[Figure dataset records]
::::::::::
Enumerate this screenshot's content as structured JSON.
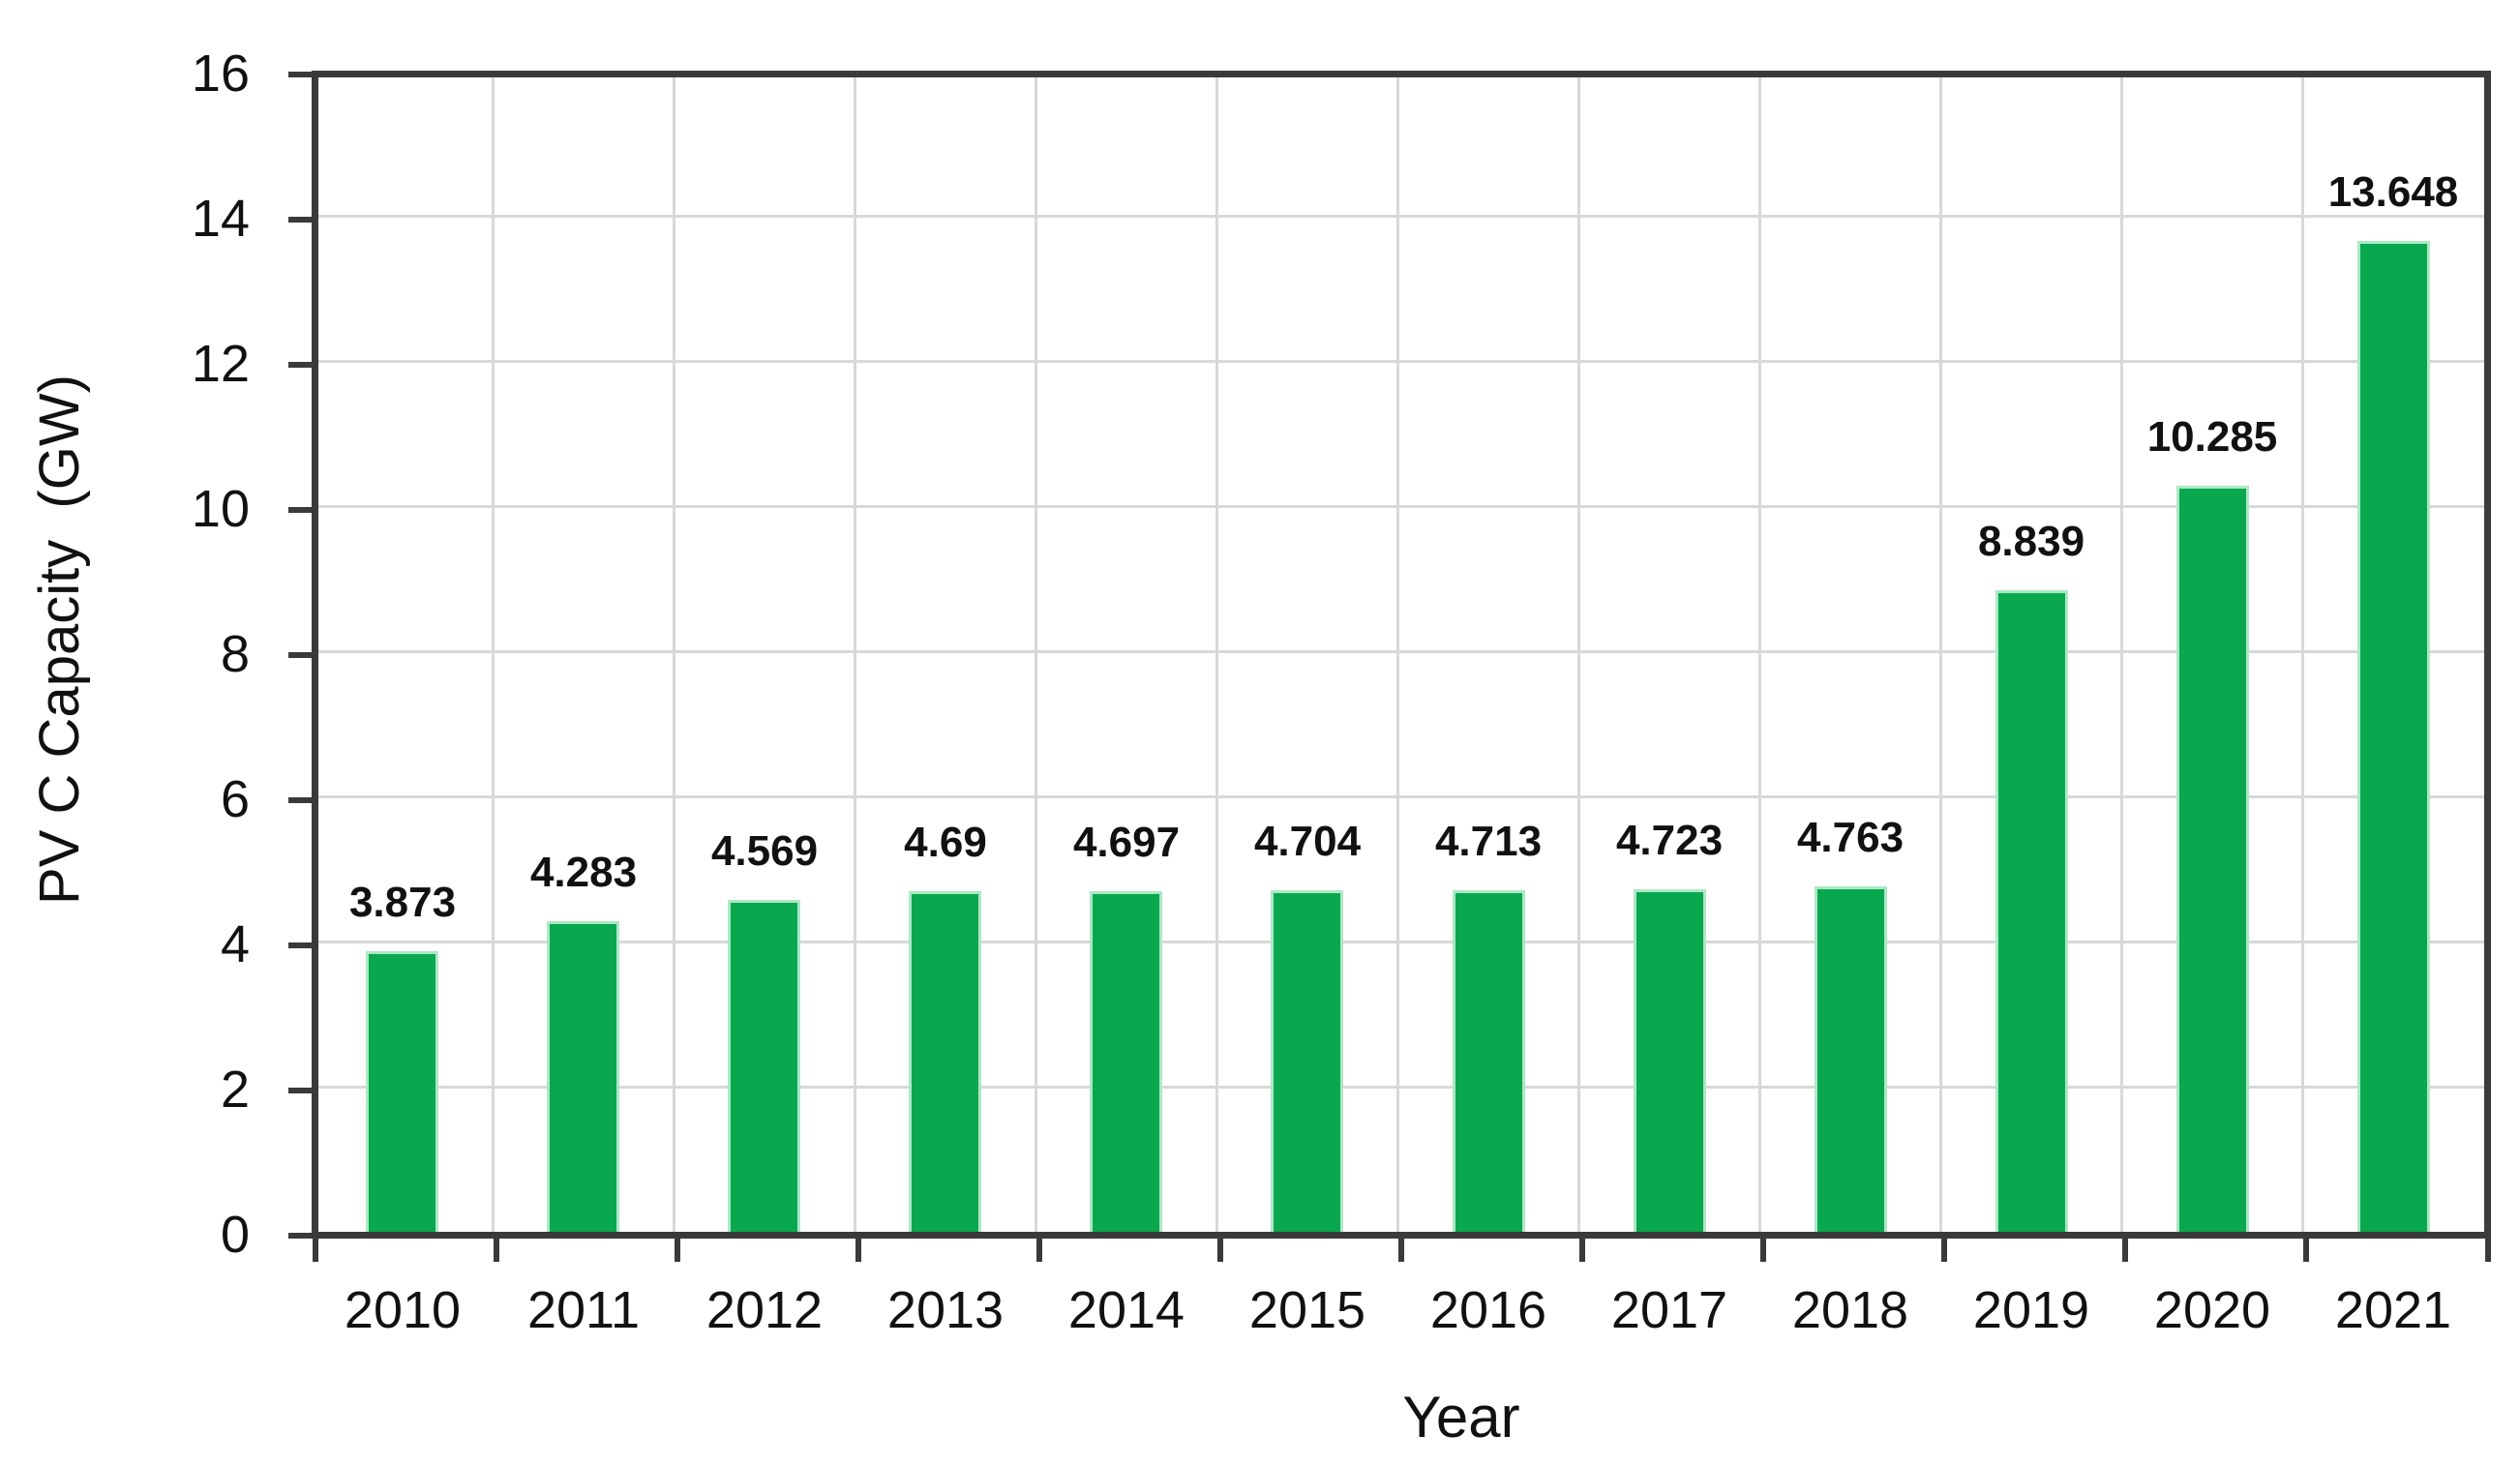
{
  "chart_data": {
    "type": "bar",
    "title": "",
    "xlabel": "Year",
    "ylabel": "PV C Capacity  (GW)",
    "categories": [
      "2010",
      "2011",
      "2012",
      "2013",
      "2014",
      "2015",
      "2016",
      "2017",
      "2018",
      "2019",
      "2020",
      "2021"
    ],
    "values": [
      3.873,
      4.283,
      4.569,
      4.69,
      4.697,
      4.704,
      4.713,
      4.723,
      4.763,
      8.839,
      10.285,
      13.648
    ],
    "value_labels": [
      "3.873",
      "4.283",
      "4.569",
      "4.69",
      "4.697",
      "4.704",
      "4.713",
      "4.723",
      "4.763",
      "8.839",
      "10.285",
      "13.648"
    ],
    "ylim": [
      0,
      16
    ],
    "ytick_step": 2,
    "yticks": [
      "0",
      "2",
      "4",
      "6",
      "8",
      "10",
      "12",
      "14",
      "16"
    ],
    "grid": true,
    "legend_position": "none",
    "bar_color": "#0aa84e",
    "bar_border_color": "#ace8c6",
    "gridline_color": "#d8d8d8",
    "axis_color": "#3a3a3a",
    "text_color": "#111111"
  }
}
::::::::::
Write the listing out a second time exactly, dropping all images.

Task answer.
Enumerate this screenshot's content as structured JSON.
{
  "chart_data": {
    "type": "bar",
    "title": "",
    "xlabel": "Year",
    "ylabel": "PV C Capacity  (GW)",
    "categories": [
      "2010",
      "2011",
      "2012",
      "2013",
      "2014",
      "2015",
      "2016",
      "2017",
      "2018",
      "2019",
      "2020",
      "2021"
    ],
    "values": [
      3.873,
      4.283,
      4.569,
      4.69,
      4.697,
      4.704,
      4.713,
      4.723,
      4.763,
      8.839,
      10.285,
      13.648
    ],
    "value_labels": [
      "3.873",
      "4.283",
      "4.569",
      "4.69",
      "4.697",
      "4.704",
      "4.713",
      "4.723",
      "4.763",
      "8.839",
      "10.285",
      "13.648"
    ],
    "ylim": [
      0,
      16
    ],
    "ytick_step": 2,
    "yticks": [
      "0",
      "2",
      "4",
      "6",
      "8",
      "10",
      "12",
      "14",
      "16"
    ],
    "grid": true,
    "legend_position": "none",
    "bar_color": "#0aa84e",
    "bar_border_color": "#ace8c6",
    "gridline_color": "#d8d8d8",
    "axis_color": "#3a3a3a",
    "text_color": "#111111"
  }
}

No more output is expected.